**What needs to be done**
Carry none of the pictures over; set down the material below exactly.

**Extracted information**
++++

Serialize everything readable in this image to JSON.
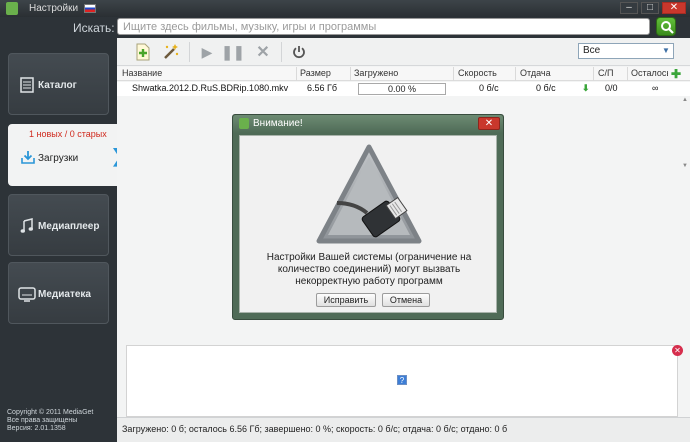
{
  "titlebar": {
    "settings": "Настройки"
  },
  "search": {
    "label": "Искать:",
    "placeholder": "Ищите здесь фильмы, музыку, игры и программы"
  },
  "sidebar": {
    "items": [
      {
        "label": "Каталог"
      },
      {
        "label": "Загрузки",
        "counts": "1 новых / 0 старых"
      },
      {
        "label": "Медиаплеер"
      },
      {
        "label": "Медиатека"
      }
    ],
    "copyright": [
      "Copyright © 2011 MediaGet",
      "Все права защищены",
      "Версия: 2.01.1358"
    ]
  },
  "toolbar": {
    "filter_value": "Все"
  },
  "table": {
    "columns": [
      "Название",
      "Размер",
      "Загружено",
      "Скорость",
      "Отдача",
      "С/П",
      "Осталось"
    ],
    "rows": [
      {
        "name": "Shwatka.2012.D.RuS.BDRip.1080.mkv",
        "size": "6.56 Гб",
        "progress": "0.00 %",
        "speed": "0 б/с",
        "upload": "0 б/с",
        "sp": "0/0",
        "remaining": "∞"
      }
    ]
  },
  "status": "Загружено: 0 б; осталось 6.56 Гб; завершено: 0 %; скорость: 0 б/с; отдача: 0 б/с; отдано: 0 б",
  "dialog": {
    "title": "Внимание!",
    "message": "Настройки Вашей системы (ограничение на количество соединений) могут вызвать некорректную работу программ",
    "fix_button": "Исправить",
    "cancel_button": "Отмена"
  },
  "colors": {
    "accent": "#2a96d8",
    "counts": "#d02a1e",
    "sidebar": "#2d3338"
  }
}
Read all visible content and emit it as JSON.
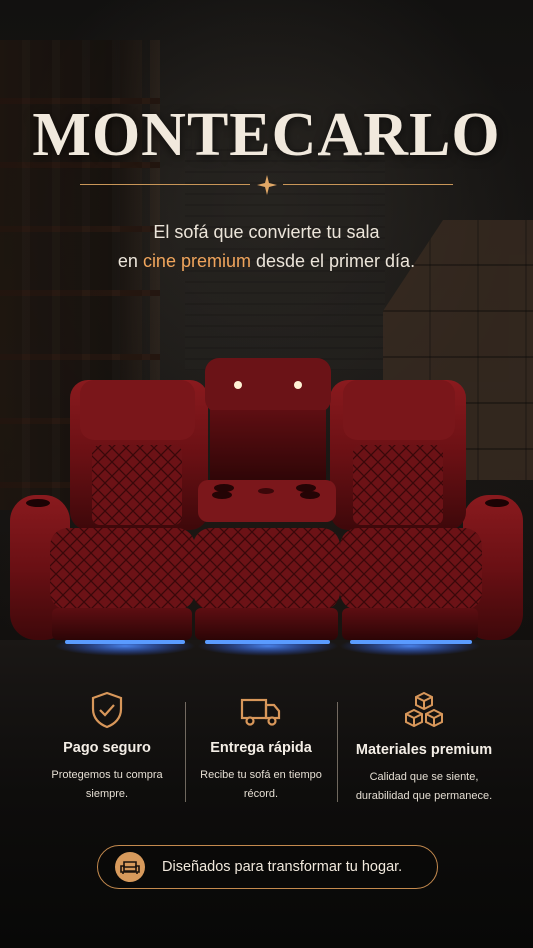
{
  "brand": {
    "title": "MONTECARLO"
  },
  "tagline": {
    "line1": "El sofá que convierte tu sala",
    "line2_before": "en ",
    "line2_accent": "cine premium",
    "line2_after": " desde el primer día."
  },
  "features": [
    {
      "icon": "shield-check-icon",
      "title": "Pago seguro",
      "desc_line1": "Protegemos tu compra",
      "desc_line2": "siempre."
    },
    {
      "icon": "delivery-truck-icon",
      "title": "Entrega rápida",
      "desc_line1": "Recibe tu sofá en tiempo",
      "desc_line2": "récord."
    },
    {
      "icon": "stacked-boxes-icon",
      "title": "Materiales premium",
      "desc_line1": "Calidad que se siente,",
      "desc_line2": "durabilidad que permanece."
    }
  ],
  "cta": {
    "icon": "sofa-icon",
    "label": "Diseñados para transformar tu hogar."
  },
  "colors": {
    "accent": "#f0a55c",
    "gold": "#c99658",
    "leather": "#6e1216",
    "led": "#3a7bff"
  }
}
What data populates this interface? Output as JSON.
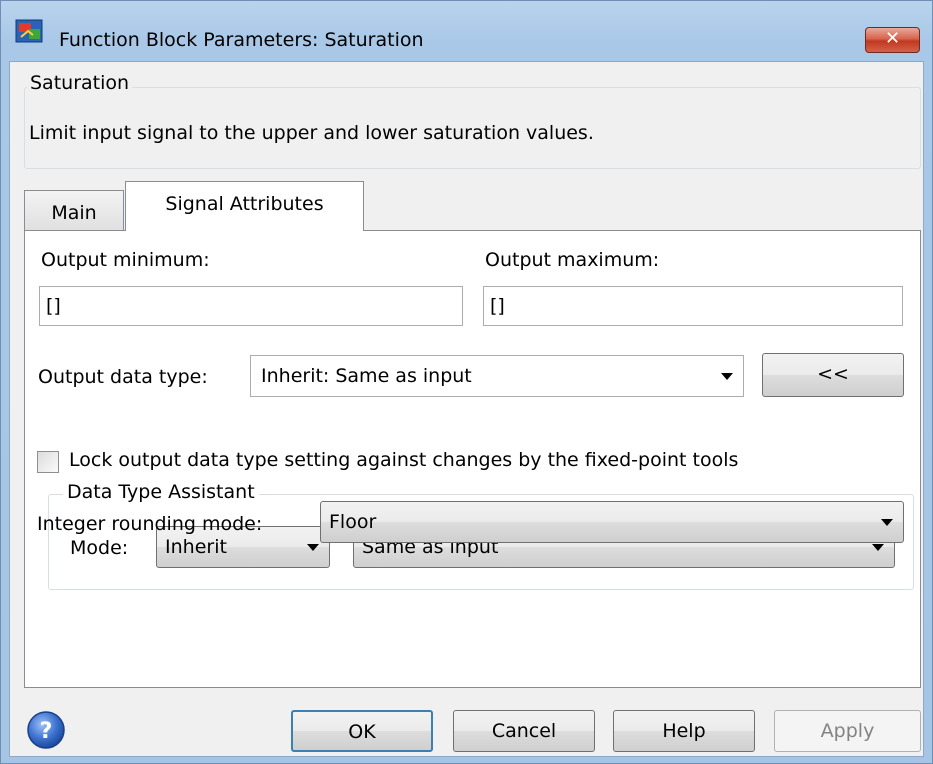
{
  "window": {
    "title": "Function Block Parameters: Saturation",
    "close_label": "✕"
  },
  "description": {
    "group_title": "Saturation",
    "text": "Limit input signal to the upper and lower saturation values."
  },
  "tabs": [
    {
      "label": "Main",
      "selected": false
    },
    {
      "label": "Signal Attributes",
      "selected": true
    }
  ],
  "signal_attributes": {
    "output_minimum_label": "Output minimum:",
    "output_minimum_value": "[]",
    "output_maximum_label": "Output maximum:",
    "output_maximum_value": "[]",
    "output_data_type_label": "Output data type:",
    "output_data_type_value": "Inherit: Same as input",
    "assistant_toggle_label": "<<",
    "data_type_assistant": {
      "group_title": "Data Type Assistant",
      "mode_label": "Mode:",
      "mode_value": "Inherit",
      "inherit_value": "Same as input"
    },
    "lock_checkbox_label": "Lock output data type setting against changes by the fixed-point tools",
    "lock_checked": false,
    "rounding_label": "Integer rounding mode:",
    "rounding_value": "Floor"
  },
  "buttons": {
    "ok": "OK",
    "cancel": "Cancel",
    "help": "Help",
    "apply": "Apply"
  },
  "icons": {
    "app_icon": "simulink-block-icon",
    "help_icon": "question-icon"
  },
  "colors": {
    "title_bar": "#a9c8e8",
    "close_button": "#c0391f",
    "default_button_border": "#3c7fb1"
  }
}
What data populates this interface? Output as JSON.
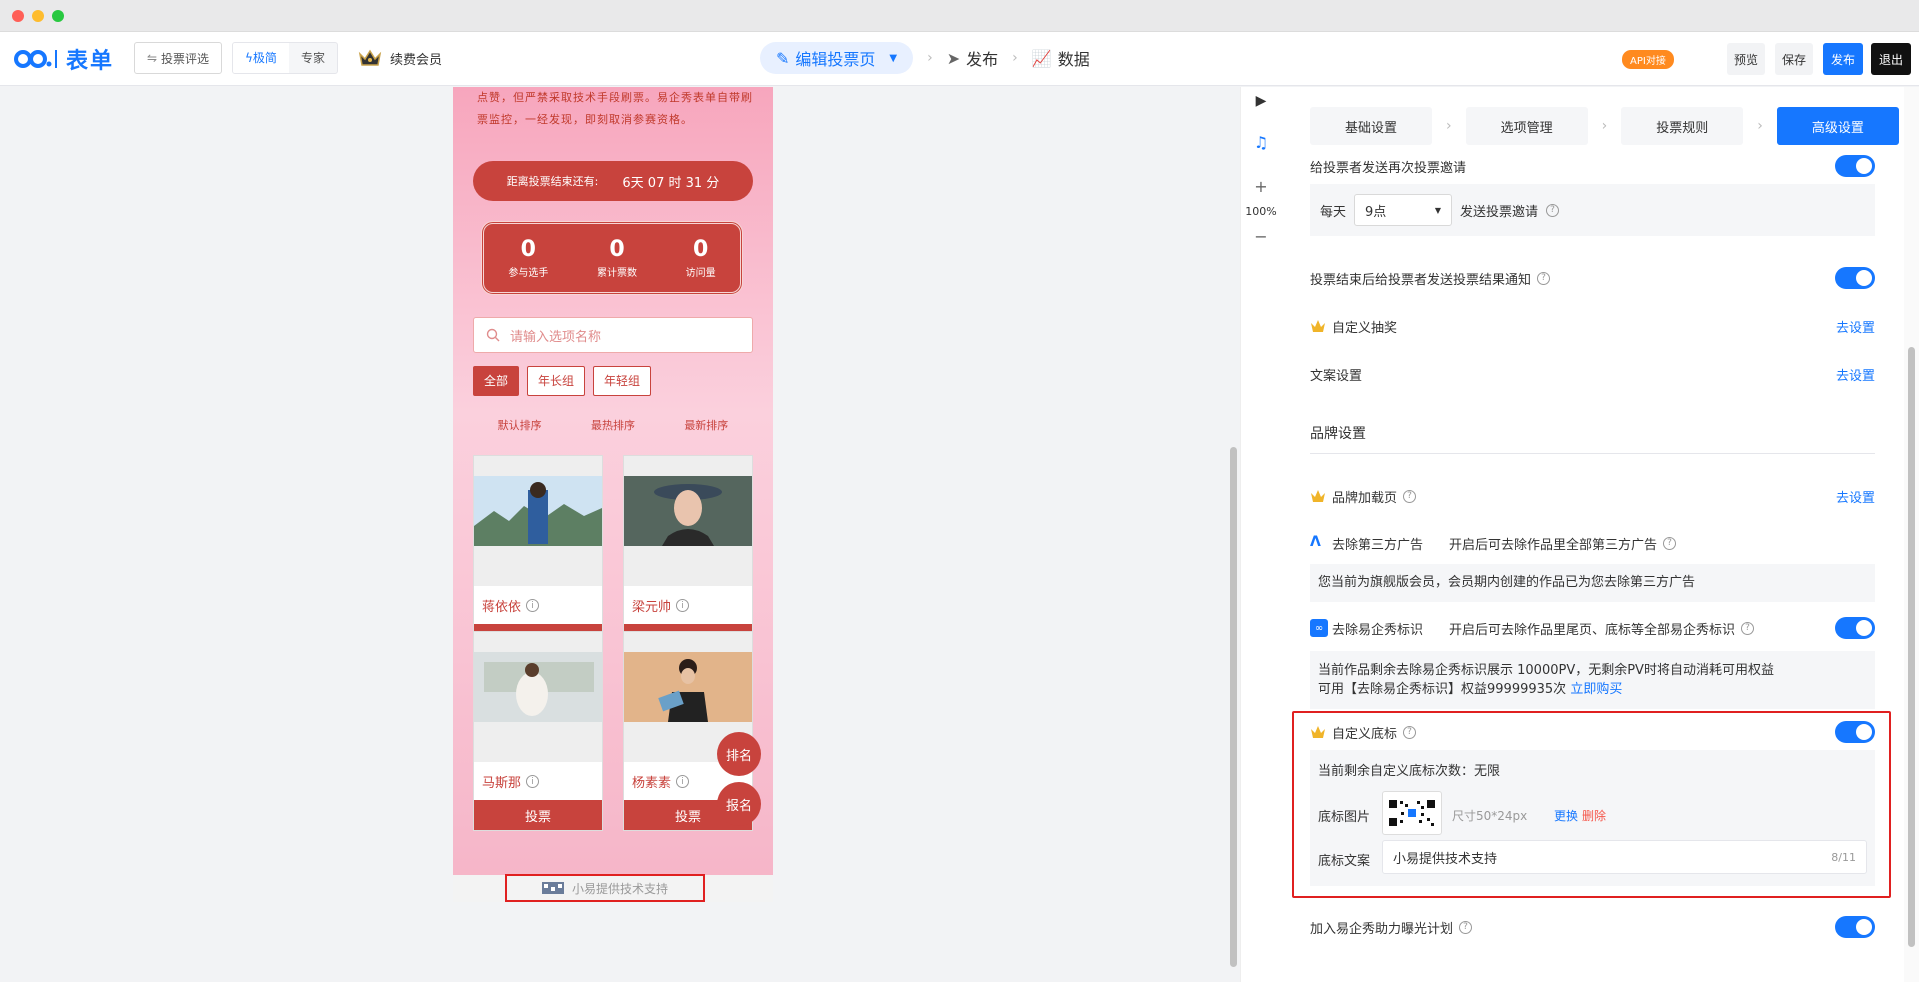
{
  "window": {
    "dots": [
      "#ff5f57",
      "#febc2e",
      "#28c840"
    ]
  },
  "header": {
    "brand": "表单",
    "vote_review": "投票评选",
    "mode_simple": "极简",
    "mode_expert": "专家",
    "member": "续费会员",
    "steps": [
      "编辑投票页",
      "发布",
      "数据"
    ],
    "api_badge": "API对接",
    "preview": "预览",
    "save": "保存",
    "publish": "发布",
    "exit": "退出"
  },
  "phone": {
    "rules_text": "点赞，但严禁采取技术手段刷票。易企秀表单自带刷票监控，一经发现，即刻取消参赛资格。",
    "countdown_label": "距离投票结束还有:",
    "countdown_value": "6天 07 时 31 分",
    "stats": [
      {
        "value": "0",
        "label": "参与选手"
      },
      {
        "value": "0",
        "label": "累计票数"
      },
      {
        "value": "0",
        "label": "访问量"
      }
    ],
    "search_placeholder": "请输入选项名称",
    "filters": [
      "全部",
      "年长组",
      "年轻组"
    ],
    "sorts": [
      "默认排序",
      "最热排序",
      "最新排序"
    ],
    "cards": [
      {
        "name": "蒋依依",
        "vote": "投票"
      },
      {
        "name": "梁元帅",
        "vote": "投票"
      },
      {
        "name": "马斯那",
        "vote": "投票"
      },
      {
        "name": "杨素素",
        "vote": "投票"
      }
    ],
    "fab_rank": "排名",
    "fab_signup": "报名",
    "footer_mark": "小易提供技术支持"
  },
  "toolrail": {
    "zoom": "100%",
    "plus": "+",
    "minus": "−"
  },
  "panel": {
    "tabs": [
      "基础设置",
      "选项管理",
      "投票规则",
      "高级设置"
    ],
    "resend_invite": "给投票者发送再次投票邀请",
    "daily_prefix": "每天",
    "daily_time": "9点",
    "daily_suffix": "发送投票邀请",
    "result_notice": "投票结束后给投票者发送投票结果通知",
    "custom_lottery": "自定义抽奖",
    "copy_settings": "文案设置",
    "go_set": "去设置",
    "brand_section": "品牌设置",
    "brand_loading": "品牌加载页",
    "remove_ads": "去除第三方广告",
    "remove_ads_desc": "开启后可去除作品里全部第三方广告",
    "remove_ads_note": "您当前为旗舰版会员，会员期内创建的作品已为您去除第三方广告",
    "remove_mark": "去除易企秀标识",
    "remove_mark_desc": "开启后可去除作品里尾页、底标等全部易企秀标识",
    "remove_mark_note1": "当前作品剩余去除易企秀标识展示 10000PV，无剩余PV时将自动消耗可用权益",
    "remove_mark_note2": "可用【去除易企秀标识】权益99999935次",
    "buy_now": "立即购买",
    "custom_footer": "自定义底标",
    "footer_remaining": "当前剩余自定义底标次数：无限",
    "footer_image_label": "底标图片",
    "footer_size": "尺寸50*24px",
    "replace": "更换",
    "delete": "删除",
    "footer_text_label": "底标文案",
    "footer_text_value": "小易提供技术支持",
    "footer_text_count": "8/11",
    "exposure_plan": "加入易企秀助力曝光计划"
  },
  "colors": {
    "accent": "#1677ff",
    "vote_red": "#c8433d",
    "highlight": "#e02020"
  }
}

++++

**Full response**
Serialize everything readable in this image to JSON.
{
  "titlebar": {
    "settings": "Настройки"
  },
  "search": {
    "label": "Искать:",
    "placeholder": "Ищите здесь фильмы, музыку, игры и программы"
  },
  "sidebar": {
    "items": [
      {
        "label": "Каталог"
      },
      {
        "label": "Загрузки",
        "counts": "1 новых / 0 старых"
      },
      {
        "label": "Медиаплеер"
      },
      {
        "label": "Медиатека"
      }
    ],
    "copyright": [
      "Copyright © 2011 MediaGet",
      "Все права защищены",
      "Версия: 2.01.1358"
    ]
  },
  "toolbar": {
    "filter_value": "Все"
  },
  "table": {
    "columns": [
      "Название",
      "Размер",
      "Загружено",
      "Скорость",
      "Отдача",
      "С/П",
      "Осталось"
    ],
    "rows": [
      {
        "name": "Shwatka.2012.D.RuS.BDRip.1080.mkv",
        "size": "6.56 Гб",
        "progress": "0.00 %",
        "speed": "0 б/с",
        "upload": "0 б/с",
        "sp": "0/0",
        "remaining": "∞"
      }
    ]
  },
  "status": "Загружено: 0 б; осталось 6.56 Гб; завершено: 0 %; скорость: 0 б/с; отдача: 0 б/с; отдано: 0 б",
  "dialog": {
    "title": "Внимание!",
    "message": "Настройки Вашей системы (ограничение на количество соединений) могут вызвать некорректную работу программ",
    "fix_button": "Исправить",
    "cancel_button": "Отмена"
  },
  "colors": {
    "accent": "#2a96d8",
    "counts": "#d02a1e",
    "sidebar": "#2d3338"
  }
}
Read all visible content and emit it as JSON.
{
  "brand": {
    "title": "MONTECARLO"
  },
  "tagline": {
    "line1": "El sofá que convierte tu sala",
    "line2_before": "en ",
    "line2_accent": "cine premium",
    "line2_after": " desde el primer día."
  },
  "features": [
    {
      "icon": "shield-check-icon",
      "title": "Pago seguro",
      "desc_line1": "Protegemos tu compra",
      "desc_line2": "siempre."
    },
    {
      "icon": "delivery-truck-icon",
      "title": "Entrega rápida",
      "desc_line1": "Recibe tu sofá en tiempo",
      "desc_line2": "récord."
    },
    {
      "icon": "stacked-boxes-icon",
      "title": "Materiales premium",
      "desc_line1": "Calidad que se siente,",
      "desc_line2": "durabilidad que permanece."
    }
  ],
  "cta": {
    "icon": "sofa-icon",
    "label": "Diseñados para transformar tu hogar."
  },
  "colors": {
    "accent": "#f0a55c",
    "gold": "#c99658",
    "leather": "#6e1216",
    "led": "#3a7bff"
  }
}
What data populates this interface? Output as JSON.
{
  "window": {
    "title": "Function Block Parameters: Saturation",
    "close_label": "✕"
  },
  "description": {
    "group_title": "Saturation",
    "text": "Limit input signal to the upper and lower saturation values."
  },
  "tabs": [
    {
      "label": "Main",
      "selected": false
    },
    {
      "label": "Signal Attributes",
      "selected": true
    }
  ],
  "signal_attributes": {
    "output_minimum_label": "Output minimum:",
    "output_minimum_value": "[]",
    "output_maximum_label": "Output maximum:",
    "output_maximum_value": "[]",
    "output_data_type_label": "Output data type:",
    "output_data_type_value": "Inherit: Same as input",
    "assistant_toggle_label": "<<",
    "data_type_assistant": {
      "group_title": "Data Type Assistant",
      "mode_label": "Mode:",
      "mode_value": "Inherit",
      "inherit_value": "Same as input"
    },
    "lock_checkbox_label": "Lock output data type setting against changes by the fixed-point tools",
    "lock_checked": false,
    "rounding_label": "Integer rounding mode:",
    "rounding_value": "Floor"
  },
  "buttons": {
    "ok": "OK",
    "cancel": "Cancel",
    "help": "Help",
    "apply": "Apply"
  },
  "icons": {
    "app_icon": "simulink-block-icon",
    "help_icon": "question-icon"
  },
  "colors": {
    "title_bar": "#a9c8e8",
    "close_button": "#c0391f",
    "default_button_border": "#3c7fb1"
  }
}
What data populates this interface? Output as JSON.
{
  "window": {
    "dots": [
      "#ff5f57",
      "#febc2e",
      "#28c840"
    ]
  },
  "header": {
    "brand": "表单",
    "vote_review": "投票评选",
    "mode_simple": "极简",
    "mode_expert": "专家",
    "member": "续费会员",
    "steps": [
      "编辑投票页",
      "发布",
      "数据"
    ],
    "api_badge": "API对接",
    "preview": "预览",
    "save": "保存",
    "publish": "发布",
    "exit": "退出"
  },
  "phone": {
    "rules_text": "点赞，但严禁采取技术手段刷票。易企秀表单自带刷票监控，一经发现，即刻取消参赛资格。",
    "countdown_label": "距离投票结束还有:",
    "countdown_value": "6天 07 时 31 分",
    "stats": [
      {
        "value": "0",
        "label": "参与选手"
      },
      {
        "value": "0",
        "label": "累计票数"
      },
      {
        "value": "0",
        "label": "访问量"
      }
    ],
    "search_placeholder": "请输入选项名称",
    "filters": [
      "全部",
      "年长组",
      "年轻组"
    ],
    "sorts": [
      "默认排序",
      "最热排序",
      "最新排序"
    ],
    "cards": [
      {
        "name": "蒋依依",
        "vote": "投票"
      },
      {
        "name": "梁元帅",
        "vote": "投票"
      },
      {
        "name": "马斯那",
        "vote": "投票"
      },
      {
        "name": "杨素素",
        "vote": "投票"
      }
    ],
    "fab_rank": "排名",
    "fab_signup": "报名",
    "footer_mark": "小易提供技术支持"
  },
  "toolrail": {
    "zoom": "100%",
    "plus": "+",
    "minus": "−"
  },
  "panel": {
    "tabs": [
      "基础设置",
      "选项管理",
      "投票规则",
      "高级设置"
    ],
    "resend_invite": "给投票者发送再次投票邀请",
    "daily_prefix": "每天",
    "daily_time": "9点",
    "daily_suffix": "发送投票邀请",
    "result_notice": "投票结束后给投票者发送投票结果通知",
    "custom_lottery": "自定义抽奖",
    "copy_settings": "文案设置",
    "go_set": "去设置",
    "brand_section": "品牌设置",
    "brand_loading": "品牌加载页",
    "remove_ads": "去除第三方广告",
    "remove_ads_desc": "开启后可去除作品里全部第三方广告",
    "remove_ads_note": "您当前为旗舰版会员，会员期内创建的作品已为您去除第三方广告",
    "remove_mark": "去除易企秀标识",
    "remove_mark_desc": "开启后可去除作品里尾页、底标等全部易企秀标识",
    "remove_mark_note1": "当前作品剩余去除易企秀标识展示 10000PV，无剩余PV时将自动消耗可用权益",
    "remove_mark_note2": "可用【去除易企秀标识】权益99999935次",
    "buy_now": "立即购买",
    "custom_footer": "自定义底标",
    "footer_remaining": "当前剩余自定义底标次数：无限",
    "footer_image_label": "底标图片",
    "footer_size": "尺寸50*24px",
    "replace": "更换",
    "delete": "删除",
    "footer_text_label": "底标文案",
    "footer_text_value": "小易提供技术支持",
    "footer_text_count": "8/11",
    "exposure_plan": "加入易企秀助力曝光计划"
  },
  "colors": {
    "accent": "#1677ff",
    "vote_red": "#c8433d",
    "highlight": "#e02020"
  }
}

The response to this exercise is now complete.